- STATED PROBLEM
Every entry below should be printed exactly, without its images.

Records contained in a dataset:
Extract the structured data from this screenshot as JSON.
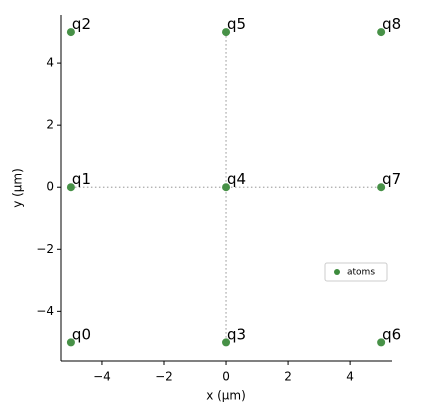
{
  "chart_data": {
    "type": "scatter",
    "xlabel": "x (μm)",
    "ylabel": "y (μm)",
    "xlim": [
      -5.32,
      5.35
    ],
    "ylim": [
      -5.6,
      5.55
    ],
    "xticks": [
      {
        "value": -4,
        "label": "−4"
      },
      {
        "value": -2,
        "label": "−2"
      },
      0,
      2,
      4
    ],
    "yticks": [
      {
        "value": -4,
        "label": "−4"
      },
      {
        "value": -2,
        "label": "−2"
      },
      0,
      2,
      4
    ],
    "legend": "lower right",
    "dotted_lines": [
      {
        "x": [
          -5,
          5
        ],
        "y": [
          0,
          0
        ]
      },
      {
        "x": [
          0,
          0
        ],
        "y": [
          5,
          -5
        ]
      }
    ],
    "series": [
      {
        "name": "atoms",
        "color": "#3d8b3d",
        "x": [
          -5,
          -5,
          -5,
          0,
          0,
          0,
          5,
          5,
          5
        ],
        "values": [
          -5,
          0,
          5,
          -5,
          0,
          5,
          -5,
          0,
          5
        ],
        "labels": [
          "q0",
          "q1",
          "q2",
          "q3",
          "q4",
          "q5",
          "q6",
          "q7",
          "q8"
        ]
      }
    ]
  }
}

- REPLY
Extract the structured data from this screenshot as JSON.
{
  "chart_data": {
    "type": "scatter",
    "xlabel": "x (μm)",
    "ylabel": "y (μm)",
    "xlim": [
      -5.32,
      5.35
    ],
    "ylim": [
      -5.6,
      5.55
    ],
    "xticks": [
      {
        "value": -4,
        "label": "−4"
      },
      {
        "value": -2,
        "label": "−2"
      },
      0,
      2,
      4
    ],
    "yticks": [
      {
        "value": -4,
        "label": "−4"
      },
      {
        "value": -2,
        "label": "−2"
      },
      0,
      2,
      4
    ],
    "legend": "lower right",
    "dotted_lines": [
      {
        "x": [
          -5,
          5
        ],
        "y": [
          0,
          0
        ]
      },
      {
        "x": [
          0,
          0
        ],
        "y": [
          5,
          -5
        ]
      }
    ],
    "series": [
      {
        "name": "atoms",
        "color": "#3d8b3d",
        "x": [
          -5,
          -5,
          -5,
          0,
          0,
          0,
          5,
          5,
          5
        ],
        "values": [
          -5,
          0,
          5,
          -5,
          0,
          5,
          -5,
          0,
          5
        ],
        "labels": [
          "q0",
          "q1",
          "q2",
          "q3",
          "q4",
          "q5",
          "q6",
          "q7",
          "q8"
        ]
      }
    ]
  }
}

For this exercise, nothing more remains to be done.